Data listing
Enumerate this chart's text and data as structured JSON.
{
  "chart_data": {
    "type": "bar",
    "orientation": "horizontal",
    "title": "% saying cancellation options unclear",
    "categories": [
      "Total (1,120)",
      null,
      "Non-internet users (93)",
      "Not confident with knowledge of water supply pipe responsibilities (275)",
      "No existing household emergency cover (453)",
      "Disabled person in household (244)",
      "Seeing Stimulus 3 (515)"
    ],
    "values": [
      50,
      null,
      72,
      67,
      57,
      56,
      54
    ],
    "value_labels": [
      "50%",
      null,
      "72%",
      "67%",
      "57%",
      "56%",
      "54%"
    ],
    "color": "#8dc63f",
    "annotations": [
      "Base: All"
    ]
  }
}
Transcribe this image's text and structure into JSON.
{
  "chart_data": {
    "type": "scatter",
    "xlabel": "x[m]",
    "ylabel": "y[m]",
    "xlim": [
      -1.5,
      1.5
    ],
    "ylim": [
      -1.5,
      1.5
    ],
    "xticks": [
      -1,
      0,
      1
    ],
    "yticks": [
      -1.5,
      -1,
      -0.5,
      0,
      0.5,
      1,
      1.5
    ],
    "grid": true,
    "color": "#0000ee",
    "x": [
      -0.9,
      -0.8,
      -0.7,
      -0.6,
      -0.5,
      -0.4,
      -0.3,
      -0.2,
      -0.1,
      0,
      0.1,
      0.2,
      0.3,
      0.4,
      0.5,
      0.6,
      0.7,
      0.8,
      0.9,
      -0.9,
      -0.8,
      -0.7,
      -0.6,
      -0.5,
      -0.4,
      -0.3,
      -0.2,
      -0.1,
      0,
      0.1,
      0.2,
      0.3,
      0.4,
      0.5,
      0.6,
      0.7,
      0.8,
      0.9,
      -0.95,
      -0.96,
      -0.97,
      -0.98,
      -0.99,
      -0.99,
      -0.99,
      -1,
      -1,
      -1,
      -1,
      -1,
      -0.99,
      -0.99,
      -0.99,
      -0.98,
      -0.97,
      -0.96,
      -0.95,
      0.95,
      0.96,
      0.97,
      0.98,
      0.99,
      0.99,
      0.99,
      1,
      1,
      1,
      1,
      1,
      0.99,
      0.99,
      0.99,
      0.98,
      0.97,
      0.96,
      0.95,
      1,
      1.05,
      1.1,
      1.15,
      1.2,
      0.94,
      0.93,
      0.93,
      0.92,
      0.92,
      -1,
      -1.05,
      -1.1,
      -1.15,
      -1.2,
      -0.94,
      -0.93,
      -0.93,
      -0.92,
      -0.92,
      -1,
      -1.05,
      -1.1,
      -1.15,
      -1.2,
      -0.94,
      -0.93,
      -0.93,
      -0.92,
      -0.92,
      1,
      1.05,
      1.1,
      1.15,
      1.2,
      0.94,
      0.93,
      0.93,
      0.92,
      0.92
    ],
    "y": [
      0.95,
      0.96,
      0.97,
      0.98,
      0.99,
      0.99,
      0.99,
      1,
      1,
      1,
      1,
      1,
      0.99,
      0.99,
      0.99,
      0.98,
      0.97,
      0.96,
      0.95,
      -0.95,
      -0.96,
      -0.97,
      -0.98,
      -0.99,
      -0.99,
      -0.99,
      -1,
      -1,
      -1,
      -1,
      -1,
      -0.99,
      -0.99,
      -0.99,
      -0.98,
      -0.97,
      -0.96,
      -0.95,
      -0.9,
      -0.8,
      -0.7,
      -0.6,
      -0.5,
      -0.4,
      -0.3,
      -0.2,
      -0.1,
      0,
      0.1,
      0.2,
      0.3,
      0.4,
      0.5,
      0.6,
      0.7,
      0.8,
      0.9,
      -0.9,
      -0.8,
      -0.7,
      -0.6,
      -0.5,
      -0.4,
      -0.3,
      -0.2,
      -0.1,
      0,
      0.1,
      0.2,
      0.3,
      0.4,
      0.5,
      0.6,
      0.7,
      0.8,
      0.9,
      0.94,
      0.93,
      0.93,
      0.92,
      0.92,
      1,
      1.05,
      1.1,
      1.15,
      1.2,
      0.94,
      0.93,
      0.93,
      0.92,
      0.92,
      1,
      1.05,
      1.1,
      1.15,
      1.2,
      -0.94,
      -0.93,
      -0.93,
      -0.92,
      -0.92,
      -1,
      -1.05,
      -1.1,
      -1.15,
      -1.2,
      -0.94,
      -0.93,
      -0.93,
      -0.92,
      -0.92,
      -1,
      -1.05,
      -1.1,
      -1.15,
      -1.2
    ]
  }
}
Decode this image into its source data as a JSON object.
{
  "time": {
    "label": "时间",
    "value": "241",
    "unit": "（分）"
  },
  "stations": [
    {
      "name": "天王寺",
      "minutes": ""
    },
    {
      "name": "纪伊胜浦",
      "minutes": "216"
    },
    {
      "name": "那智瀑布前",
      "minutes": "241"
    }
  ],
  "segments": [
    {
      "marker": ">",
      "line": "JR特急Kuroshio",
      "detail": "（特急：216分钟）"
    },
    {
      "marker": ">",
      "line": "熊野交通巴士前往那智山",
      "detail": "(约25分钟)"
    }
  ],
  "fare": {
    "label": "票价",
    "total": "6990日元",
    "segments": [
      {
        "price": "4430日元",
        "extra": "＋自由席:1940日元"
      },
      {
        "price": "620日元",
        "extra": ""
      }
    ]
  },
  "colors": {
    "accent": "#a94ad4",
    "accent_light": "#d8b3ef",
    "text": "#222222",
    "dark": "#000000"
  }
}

What you need to do
Print every entry exactly as it appears.

Solved problem
Enumerate this chart's text and data as structured JSON.
{
  "chart_data": {
    "type": "bar",
    "orientation": "horizontal",
    "title": "% saying cancellation options unclear",
    "categories": [
      "Total (1,120)",
      null,
      "Non-internet users (93)",
      "Not confident with knowledge of water supply pipe responsibilities (275)",
      "No existing household emergency cover (453)",
      "Disabled person in household (244)",
      "Seeing Stimulus 3 (515)"
    ],
    "values": [
      50,
      null,
      72,
      67,
      57,
      56,
      54
    ],
    "value_labels": [
      "50%",
      null,
      "72%",
      "67%",
      "57%",
      "56%",
      "54%"
    ],
    "color": "#8dc63f",
    "annotations": [
      "Base: All"
    ]
  }
}
Transcribe this image's text and structure into JSON.
{
  "chart_data": {
    "type": "scatter",
    "xlabel": "x[m]",
    "ylabel": "y[m]",
    "xlim": [
      -1.5,
      1.5
    ],
    "ylim": [
      -1.5,
      1.5
    ],
    "xticks": [
      -1,
      0,
      1
    ],
    "yticks": [
      -1.5,
      -1,
      -0.5,
      0,
      0.5,
      1,
      1.5
    ],
    "grid": true,
    "color": "#0000ee",
    "x": [
      -0.9,
      -0.8,
      -0.7,
      -0.6,
      -0.5,
      -0.4,
      -0.3,
      -0.2,
      -0.1,
      0,
      0.1,
      0.2,
      0.3,
      0.4,
      0.5,
      0.6,
      0.7,
      0.8,
      0.9,
      -0.9,
      -0.8,
      -0.7,
      -0.6,
      -0.5,
      -0.4,
      -0.3,
      -0.2,
      -0.1,
      0,
      0.1,
      0.2,
      0.3,
      0.4,
      0.5,
      0.6,
      0.7,
      0.8,
      0.9,
      -0.95,
      -0.96,
      -0.97,
      -0.98,
      -0.99,
      -0.99,
      -0.99,
      -1,
      -1,
      -1,
      -1,
      -1,
      -0.99,
      -0.99,
      -0.99,
      -0.98,
      -0.97,
      -0.96,
      -0.95,
      0.95,
      0.96,
      0.97,
      0.98,
      0.99,
      0.99,
      0.99,
      1,
      1,
      1,
      1,
      1,
      0.99,
      0.99,
      0.99,
      0.98,
      0.97,
      0.96,
      0.95,
      1,
      1.05,
      1.1,
      1.15,
      1.2,
      0.94,
      0.93,
      0.93,
      0.92,
      0.92,
      -1,
      -1.05,
      -1.1,
      -1.15,
      -1.2,
      -0.94,
      -0.93,
      -0.93,
      -0.92,
      -0.92,
      -1,
      -1.05,
      -1.1,
      -1.15,
      -1.2,
      -0.94,
      -0.93,
      -0.93,
      -0.92,
      -0.92,
      1,
      1.05,
      1.1,
      1.15,
      1.2,
      0.94,
      0.93,
      0.93,
      0.92,
      0.92
    ],
    "y": [
      0.95,
      0.96,
      0.97,
      0.98,
      0.99,
      0.99,
      0.99,
      1,
      1,
      1,
      1,
      1,
      0.99,
      0.99,
      0.99,
      0.98,
      0.97,
      0.96,
      0.95,
      -0.95,
      -0.96,
      -0.97,
      -0.98,
      -0.99,
      -0.99,
      -0.99,
      -1,
      -1,
      -1,
      -1,
      -1,
      -0.99,
      -0.99,
      -0.99,
      -0.98,
      -0.97,
      -0.96,
      -0.95,
      -0.9,
      -0.8,
      -0.7,
      -0.6,
      -0.5,
      -0.4,
      -0.3,
      -0.2,
      -0.1,
      0,
      0.1,
      0.2,
      0.3,
      0.4,
      0.5,
      0.6,
      0.7,
      0.8,
      0.9,
      -0.9,
      -0.8,
      -0.7,
      -0.6,
      -0.5,
      -0.4,
      -0.3,
      -0.2,
      -0.1,
      0,
      0.1,
      0.2,
      0.3,
      0.4,
      0.5,
      0.6,
      0.7,
      0.8,
      0.9,
      0.94,
      0.93,
      0.93,
      0.92,
      0.92,
      1,
      1.05,
      1.1,
      1.15,
      1.2,
      0.94,
      0.93,
      0.93,
      0.92,
      0.92,
      1,
      1.05,
      1.1,
      1.15,
      1.2,
      -0.94,
      -0.93,
      -0.93,
      -0.92,
      -0.92,
      -1,
      -1.05,
      -1.1,
      -1.15,
      -1.2,
      -0.94,
      -0.93,
      -0.93,
      -0.92,
      -0.92,
      -1,
      -1.05,
      -1.1,
      -1.15,
      -1.2
    ]
  }
}
Decode this image into its source data as a JSON object.
{
  "time": {
    "label": "时间",
    "value": "241",
    "unit": "（分）"
  },
  "stations": [
    {
      "name": "天王寺",
      "minutes": ""
    },
    {
      "name": "纪伊胜浦",
      "minutes": "216"
    },
    {
      "name": "那智瀑布前",
      "minutes": "241"
    }
  ],
  "segments": [
    {
      "marker": ">",
      "line": "JR特急Kuroshio",
      "detail": "（特急：216分钟）"
    },
    {
      "marker": ">",
      "line": "熊野交通巴士前往那智山",
      "detail": "(约25分钟)"
    }
  ],
  "fare": {
    "label": "票价",
    "total": "6990日元",
    "segments": [
      {
        "price": "4430日元",
        "extra": "＋自由席:1940日元"
      },
      {
        "price": "620日元",
        "extra": ""
      }
    ]
  },
  "colors": {
    "accent": "#a94ad4",
    "accent_light": "#d8b3ef",
    "text": "#222222",
    "dark": "#000000"
  }
}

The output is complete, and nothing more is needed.